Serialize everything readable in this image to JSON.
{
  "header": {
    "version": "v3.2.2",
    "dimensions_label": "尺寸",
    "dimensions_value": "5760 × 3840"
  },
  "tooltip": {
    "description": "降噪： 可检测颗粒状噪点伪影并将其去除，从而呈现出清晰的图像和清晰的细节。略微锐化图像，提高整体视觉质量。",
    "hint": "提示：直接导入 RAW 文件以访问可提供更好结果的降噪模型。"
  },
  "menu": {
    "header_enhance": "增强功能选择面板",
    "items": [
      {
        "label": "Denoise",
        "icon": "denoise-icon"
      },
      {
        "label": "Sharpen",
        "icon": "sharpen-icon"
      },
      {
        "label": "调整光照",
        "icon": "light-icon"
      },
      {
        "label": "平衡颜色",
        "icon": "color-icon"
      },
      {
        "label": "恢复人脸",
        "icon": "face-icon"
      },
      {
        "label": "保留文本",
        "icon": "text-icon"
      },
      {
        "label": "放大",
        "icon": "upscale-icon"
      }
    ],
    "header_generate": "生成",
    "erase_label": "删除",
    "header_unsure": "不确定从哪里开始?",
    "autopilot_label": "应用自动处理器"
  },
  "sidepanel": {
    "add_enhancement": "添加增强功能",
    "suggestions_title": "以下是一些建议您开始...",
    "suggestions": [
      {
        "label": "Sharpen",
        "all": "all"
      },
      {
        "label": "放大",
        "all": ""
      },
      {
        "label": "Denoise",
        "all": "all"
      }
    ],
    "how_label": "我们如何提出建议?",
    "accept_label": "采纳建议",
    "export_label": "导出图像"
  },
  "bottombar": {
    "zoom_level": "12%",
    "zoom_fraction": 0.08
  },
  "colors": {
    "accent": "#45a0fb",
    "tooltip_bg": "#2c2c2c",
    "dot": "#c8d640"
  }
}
----------
Transcribe all the entries, keeping each one exactly as it is.

:: COMPLETE RESPONSE ::
Serialize everything readable in this image to JSON.
{
  "header": {
    "version": "v3.2.2",
    "dimensions_label": "尺寸",
    "dimensions_value": "5760 × 3840"
  },
  "tooltip": {
    "description": "降噪： 可检测颗粒状噪点伪影并将其去除，从而呈现出清晰的图像和清晰的细节。略微锐化图像，提高整体视觉质量。",
    "hint": "提示：直接导入 RAW 文件以访问可提供更好结果的降噪模型。"
  },
  "menu": {
    "header_enhance": "增强功能选择面板",
    "items": [
      {
        "label": "Denoise",
        "icon": "denoise-icon"
      },
      {
        "label": "Sharpen",
        "icon": "sharpen-icon"
      },
      {
        "label": "调整光照",
        "icon": "light-icon"
      },
      {
        "label": "平衡颜色",
        "icon": "color-icon"
      },
      {
        "label": "恢复人脸",
        "icon": "face-icon"
      },
      {
        "label": "保留文本",
        "icon": "text-icon"
      },
      {
        "label": "放大",
        "icon": "upscale-icon"
      }
    ],
    "header_generate": "生成",
    "erase_label": "删除",
    "header_unsure": "不确定从哪里开始?",
    "autopilot_label": "应用自动处理器"
  },
  "sidepanel": {
    "add_enhancement": "添加增强功能",
    "suggestions_title": "以下是一些建议您开始...",
    "suggestions": [
      {
        "label": "Sharpen",
        "all": "all"
      },
      {
        "label": "放大",
        "all": ""
      },
      {
        "label": "Denoise",
        "all": "all"
      }
    ],
    "how_label": "我们如何提出建议?",
    "accept_label": "采纳建议",
    "export_label": "导出图像"
  },
  "bottombar": {
    "zoom_level": "12%",
    "zoom_fraction": 0.08
  },
  "colors": {
    "accent": "#45a0fb",
    "tooltip_bg": "#2c2c2c",
    "dot": "#c8d640"
  }
}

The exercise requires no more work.